## Set problem:
Scan the listing below and copy every line holding "ylabel".

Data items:
══════
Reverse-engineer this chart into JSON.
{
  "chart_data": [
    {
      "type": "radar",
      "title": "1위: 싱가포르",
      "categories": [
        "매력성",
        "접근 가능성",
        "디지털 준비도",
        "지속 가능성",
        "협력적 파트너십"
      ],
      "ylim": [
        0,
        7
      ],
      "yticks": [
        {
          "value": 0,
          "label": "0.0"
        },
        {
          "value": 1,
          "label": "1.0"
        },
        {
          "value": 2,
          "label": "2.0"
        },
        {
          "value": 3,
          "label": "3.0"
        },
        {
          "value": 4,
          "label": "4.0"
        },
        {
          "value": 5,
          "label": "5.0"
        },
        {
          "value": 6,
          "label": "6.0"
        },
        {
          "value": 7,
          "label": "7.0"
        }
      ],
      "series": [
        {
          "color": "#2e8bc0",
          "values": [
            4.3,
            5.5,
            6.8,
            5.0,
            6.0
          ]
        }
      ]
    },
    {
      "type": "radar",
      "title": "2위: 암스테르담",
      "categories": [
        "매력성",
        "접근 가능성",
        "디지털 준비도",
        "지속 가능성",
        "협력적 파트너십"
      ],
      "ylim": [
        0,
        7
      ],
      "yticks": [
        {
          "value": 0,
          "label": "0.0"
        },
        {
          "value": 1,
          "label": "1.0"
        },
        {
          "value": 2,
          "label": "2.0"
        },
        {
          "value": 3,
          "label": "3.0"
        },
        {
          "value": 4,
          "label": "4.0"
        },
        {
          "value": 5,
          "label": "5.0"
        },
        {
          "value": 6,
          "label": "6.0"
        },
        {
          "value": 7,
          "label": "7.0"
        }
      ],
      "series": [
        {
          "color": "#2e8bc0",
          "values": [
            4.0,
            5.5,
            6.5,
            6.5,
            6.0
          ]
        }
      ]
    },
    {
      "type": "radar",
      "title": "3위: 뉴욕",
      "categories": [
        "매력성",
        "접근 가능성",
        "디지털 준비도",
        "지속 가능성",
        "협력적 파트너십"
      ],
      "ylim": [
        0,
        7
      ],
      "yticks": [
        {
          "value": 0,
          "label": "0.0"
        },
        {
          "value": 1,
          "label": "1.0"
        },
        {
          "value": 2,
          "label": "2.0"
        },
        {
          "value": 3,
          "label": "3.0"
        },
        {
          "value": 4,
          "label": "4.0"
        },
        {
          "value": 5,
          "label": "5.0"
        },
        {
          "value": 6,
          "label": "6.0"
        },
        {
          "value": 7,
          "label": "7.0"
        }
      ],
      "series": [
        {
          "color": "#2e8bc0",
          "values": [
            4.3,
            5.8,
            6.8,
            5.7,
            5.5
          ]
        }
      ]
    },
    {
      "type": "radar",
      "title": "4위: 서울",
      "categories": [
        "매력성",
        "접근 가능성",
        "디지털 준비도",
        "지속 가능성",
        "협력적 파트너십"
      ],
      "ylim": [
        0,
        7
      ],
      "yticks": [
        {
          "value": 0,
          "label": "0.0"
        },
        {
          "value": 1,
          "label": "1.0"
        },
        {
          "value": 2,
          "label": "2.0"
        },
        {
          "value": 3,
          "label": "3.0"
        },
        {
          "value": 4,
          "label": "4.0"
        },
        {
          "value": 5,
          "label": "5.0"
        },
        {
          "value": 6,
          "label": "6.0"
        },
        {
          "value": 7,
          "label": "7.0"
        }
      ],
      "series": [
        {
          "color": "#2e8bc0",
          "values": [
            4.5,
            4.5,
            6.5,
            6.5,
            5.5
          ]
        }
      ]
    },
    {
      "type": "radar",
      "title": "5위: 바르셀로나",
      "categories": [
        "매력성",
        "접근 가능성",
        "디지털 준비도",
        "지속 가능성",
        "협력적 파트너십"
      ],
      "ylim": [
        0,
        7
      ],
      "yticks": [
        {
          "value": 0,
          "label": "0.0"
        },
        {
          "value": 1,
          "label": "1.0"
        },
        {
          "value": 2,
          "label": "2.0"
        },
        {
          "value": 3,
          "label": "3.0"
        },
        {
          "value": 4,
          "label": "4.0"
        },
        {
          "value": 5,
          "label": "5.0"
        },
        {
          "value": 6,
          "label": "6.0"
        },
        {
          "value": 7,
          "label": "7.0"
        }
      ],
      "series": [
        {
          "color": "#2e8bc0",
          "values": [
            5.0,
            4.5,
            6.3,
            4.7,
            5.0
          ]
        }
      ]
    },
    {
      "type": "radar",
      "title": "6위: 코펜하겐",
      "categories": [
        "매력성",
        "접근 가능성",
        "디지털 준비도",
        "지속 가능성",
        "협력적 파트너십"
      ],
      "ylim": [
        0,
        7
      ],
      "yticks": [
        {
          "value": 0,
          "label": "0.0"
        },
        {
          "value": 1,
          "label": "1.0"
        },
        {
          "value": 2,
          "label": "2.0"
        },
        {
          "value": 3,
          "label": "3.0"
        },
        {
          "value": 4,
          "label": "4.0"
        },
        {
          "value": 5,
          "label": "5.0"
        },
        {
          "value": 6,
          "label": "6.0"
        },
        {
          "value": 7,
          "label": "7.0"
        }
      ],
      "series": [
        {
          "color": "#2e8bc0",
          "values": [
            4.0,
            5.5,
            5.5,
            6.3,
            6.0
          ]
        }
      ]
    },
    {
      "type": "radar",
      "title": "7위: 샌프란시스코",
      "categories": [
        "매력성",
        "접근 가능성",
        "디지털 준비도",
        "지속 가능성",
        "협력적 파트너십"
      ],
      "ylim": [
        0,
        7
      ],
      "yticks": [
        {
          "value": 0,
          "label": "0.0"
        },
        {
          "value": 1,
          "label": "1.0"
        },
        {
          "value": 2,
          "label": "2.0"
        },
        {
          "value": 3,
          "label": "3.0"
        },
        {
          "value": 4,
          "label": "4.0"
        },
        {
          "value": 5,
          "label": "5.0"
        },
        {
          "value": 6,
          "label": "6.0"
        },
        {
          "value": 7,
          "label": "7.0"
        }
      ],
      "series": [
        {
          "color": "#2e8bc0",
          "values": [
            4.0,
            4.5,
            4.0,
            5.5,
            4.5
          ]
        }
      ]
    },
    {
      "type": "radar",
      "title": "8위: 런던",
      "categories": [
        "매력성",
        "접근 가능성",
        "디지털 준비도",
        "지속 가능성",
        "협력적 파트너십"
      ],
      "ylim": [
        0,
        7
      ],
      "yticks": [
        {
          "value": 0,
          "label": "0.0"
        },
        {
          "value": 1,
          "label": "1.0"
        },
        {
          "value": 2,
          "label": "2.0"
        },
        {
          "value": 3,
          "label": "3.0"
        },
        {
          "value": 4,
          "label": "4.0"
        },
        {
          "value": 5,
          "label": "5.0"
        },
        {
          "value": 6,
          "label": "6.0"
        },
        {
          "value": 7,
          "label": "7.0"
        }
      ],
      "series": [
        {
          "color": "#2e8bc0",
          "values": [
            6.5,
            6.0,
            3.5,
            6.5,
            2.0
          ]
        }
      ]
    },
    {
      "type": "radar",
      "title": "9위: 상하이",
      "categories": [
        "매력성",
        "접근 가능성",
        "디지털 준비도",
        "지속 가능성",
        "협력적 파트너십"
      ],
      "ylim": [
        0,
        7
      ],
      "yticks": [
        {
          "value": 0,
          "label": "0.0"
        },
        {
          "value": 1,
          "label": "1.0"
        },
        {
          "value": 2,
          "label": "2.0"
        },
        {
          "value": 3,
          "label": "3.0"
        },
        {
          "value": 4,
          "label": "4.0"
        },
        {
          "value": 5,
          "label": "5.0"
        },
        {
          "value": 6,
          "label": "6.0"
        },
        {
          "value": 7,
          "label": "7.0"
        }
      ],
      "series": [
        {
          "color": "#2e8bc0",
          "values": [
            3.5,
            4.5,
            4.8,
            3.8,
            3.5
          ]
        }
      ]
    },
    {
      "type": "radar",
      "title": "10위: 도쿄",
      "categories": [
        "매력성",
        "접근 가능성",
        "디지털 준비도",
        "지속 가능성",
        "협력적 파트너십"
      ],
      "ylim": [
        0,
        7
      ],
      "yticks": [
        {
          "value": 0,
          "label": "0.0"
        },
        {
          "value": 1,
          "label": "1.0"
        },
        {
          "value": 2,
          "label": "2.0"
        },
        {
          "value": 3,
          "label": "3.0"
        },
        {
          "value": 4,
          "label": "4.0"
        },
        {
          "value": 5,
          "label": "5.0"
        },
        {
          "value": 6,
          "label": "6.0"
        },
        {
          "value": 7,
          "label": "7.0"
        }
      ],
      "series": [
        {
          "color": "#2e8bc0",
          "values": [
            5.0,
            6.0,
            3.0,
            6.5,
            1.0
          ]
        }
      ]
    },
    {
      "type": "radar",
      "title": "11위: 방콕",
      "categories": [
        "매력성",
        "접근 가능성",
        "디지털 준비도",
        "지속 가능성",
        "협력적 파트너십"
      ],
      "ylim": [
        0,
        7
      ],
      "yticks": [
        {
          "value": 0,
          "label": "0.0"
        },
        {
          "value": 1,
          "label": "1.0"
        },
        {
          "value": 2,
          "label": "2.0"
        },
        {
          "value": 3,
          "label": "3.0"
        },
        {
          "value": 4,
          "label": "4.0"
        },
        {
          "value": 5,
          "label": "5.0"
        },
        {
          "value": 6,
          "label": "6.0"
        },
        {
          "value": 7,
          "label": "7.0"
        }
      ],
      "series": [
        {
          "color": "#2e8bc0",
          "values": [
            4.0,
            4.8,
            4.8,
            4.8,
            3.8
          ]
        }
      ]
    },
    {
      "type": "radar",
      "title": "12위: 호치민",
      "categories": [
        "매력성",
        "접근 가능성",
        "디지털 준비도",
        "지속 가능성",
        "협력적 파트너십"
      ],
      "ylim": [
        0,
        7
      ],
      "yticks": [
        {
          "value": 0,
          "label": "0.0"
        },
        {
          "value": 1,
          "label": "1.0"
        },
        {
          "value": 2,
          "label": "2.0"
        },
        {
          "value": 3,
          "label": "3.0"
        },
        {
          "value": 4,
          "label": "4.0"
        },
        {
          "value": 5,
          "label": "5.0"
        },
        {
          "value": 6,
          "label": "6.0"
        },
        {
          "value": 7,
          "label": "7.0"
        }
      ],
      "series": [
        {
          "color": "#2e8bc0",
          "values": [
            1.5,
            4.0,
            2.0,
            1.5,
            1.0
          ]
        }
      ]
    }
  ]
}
══════
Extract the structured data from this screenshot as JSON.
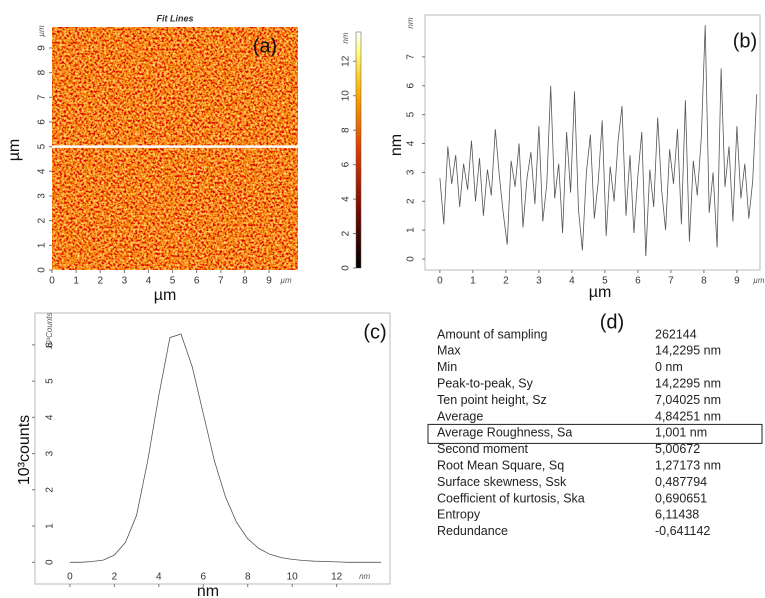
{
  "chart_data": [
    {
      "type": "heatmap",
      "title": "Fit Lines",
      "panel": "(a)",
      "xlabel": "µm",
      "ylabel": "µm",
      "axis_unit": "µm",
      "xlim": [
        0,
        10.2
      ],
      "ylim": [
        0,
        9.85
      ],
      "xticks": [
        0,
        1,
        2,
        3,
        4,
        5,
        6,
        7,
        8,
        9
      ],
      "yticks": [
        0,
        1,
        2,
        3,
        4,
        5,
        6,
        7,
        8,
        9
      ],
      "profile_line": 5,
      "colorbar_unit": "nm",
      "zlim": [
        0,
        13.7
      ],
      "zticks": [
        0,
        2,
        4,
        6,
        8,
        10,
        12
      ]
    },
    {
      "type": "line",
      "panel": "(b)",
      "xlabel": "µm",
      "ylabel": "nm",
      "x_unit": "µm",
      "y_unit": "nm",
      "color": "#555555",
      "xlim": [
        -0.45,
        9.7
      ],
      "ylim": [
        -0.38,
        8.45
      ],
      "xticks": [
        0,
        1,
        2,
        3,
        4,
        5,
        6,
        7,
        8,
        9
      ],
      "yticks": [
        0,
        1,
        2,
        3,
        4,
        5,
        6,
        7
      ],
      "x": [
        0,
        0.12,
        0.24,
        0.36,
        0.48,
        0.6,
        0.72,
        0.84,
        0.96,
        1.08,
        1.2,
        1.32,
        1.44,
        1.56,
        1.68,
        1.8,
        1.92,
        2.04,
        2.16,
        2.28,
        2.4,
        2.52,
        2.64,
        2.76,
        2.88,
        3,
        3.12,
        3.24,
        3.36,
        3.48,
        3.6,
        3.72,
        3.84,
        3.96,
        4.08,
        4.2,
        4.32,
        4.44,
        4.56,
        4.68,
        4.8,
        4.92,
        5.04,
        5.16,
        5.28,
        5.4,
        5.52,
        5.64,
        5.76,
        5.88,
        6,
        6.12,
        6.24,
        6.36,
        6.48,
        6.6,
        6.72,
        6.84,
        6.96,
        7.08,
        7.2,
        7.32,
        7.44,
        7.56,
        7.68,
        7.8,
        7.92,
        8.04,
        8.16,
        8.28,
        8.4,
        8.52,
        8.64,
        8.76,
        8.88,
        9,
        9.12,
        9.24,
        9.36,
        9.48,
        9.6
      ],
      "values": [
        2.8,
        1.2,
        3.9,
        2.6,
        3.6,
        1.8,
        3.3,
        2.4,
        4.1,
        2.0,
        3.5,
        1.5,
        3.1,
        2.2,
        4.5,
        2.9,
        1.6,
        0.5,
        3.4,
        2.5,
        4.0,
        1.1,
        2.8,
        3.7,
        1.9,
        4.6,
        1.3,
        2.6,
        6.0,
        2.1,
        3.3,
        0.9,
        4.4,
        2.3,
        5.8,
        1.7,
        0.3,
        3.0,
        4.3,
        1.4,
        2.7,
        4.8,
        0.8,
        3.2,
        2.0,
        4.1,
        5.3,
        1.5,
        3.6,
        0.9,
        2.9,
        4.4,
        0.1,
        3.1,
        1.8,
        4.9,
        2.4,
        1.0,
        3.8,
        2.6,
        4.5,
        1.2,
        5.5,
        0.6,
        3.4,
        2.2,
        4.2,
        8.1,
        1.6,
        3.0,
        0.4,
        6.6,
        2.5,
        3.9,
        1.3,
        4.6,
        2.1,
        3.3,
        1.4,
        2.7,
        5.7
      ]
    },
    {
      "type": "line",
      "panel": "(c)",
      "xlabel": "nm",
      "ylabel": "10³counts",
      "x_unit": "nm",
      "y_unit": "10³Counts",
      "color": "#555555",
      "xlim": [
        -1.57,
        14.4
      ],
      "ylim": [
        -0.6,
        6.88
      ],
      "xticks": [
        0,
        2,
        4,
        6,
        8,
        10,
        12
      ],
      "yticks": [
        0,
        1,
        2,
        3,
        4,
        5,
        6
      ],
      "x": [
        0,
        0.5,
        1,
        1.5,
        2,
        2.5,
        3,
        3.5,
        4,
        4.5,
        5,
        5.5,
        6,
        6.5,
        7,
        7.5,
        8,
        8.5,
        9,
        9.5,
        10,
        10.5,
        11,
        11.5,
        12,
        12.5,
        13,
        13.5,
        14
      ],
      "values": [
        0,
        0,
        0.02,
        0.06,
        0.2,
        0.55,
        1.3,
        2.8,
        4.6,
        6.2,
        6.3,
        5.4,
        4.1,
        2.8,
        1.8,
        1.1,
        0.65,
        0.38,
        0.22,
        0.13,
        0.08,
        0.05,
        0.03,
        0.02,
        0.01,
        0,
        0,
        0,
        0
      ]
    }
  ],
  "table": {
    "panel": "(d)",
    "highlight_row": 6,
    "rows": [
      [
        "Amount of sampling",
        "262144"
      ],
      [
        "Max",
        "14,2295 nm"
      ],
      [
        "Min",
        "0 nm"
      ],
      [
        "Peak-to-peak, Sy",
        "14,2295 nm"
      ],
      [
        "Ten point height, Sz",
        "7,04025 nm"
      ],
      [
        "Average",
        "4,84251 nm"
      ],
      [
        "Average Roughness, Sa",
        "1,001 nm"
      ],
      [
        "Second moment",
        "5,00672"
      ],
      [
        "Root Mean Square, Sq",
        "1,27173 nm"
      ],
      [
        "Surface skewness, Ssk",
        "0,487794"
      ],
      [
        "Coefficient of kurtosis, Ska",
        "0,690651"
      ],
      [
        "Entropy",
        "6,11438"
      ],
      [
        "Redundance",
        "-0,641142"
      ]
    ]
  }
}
══════
## Written answer:
      "ylabel": "µm",
      "ylabel": "nm",
      "ylabel": "10³counts",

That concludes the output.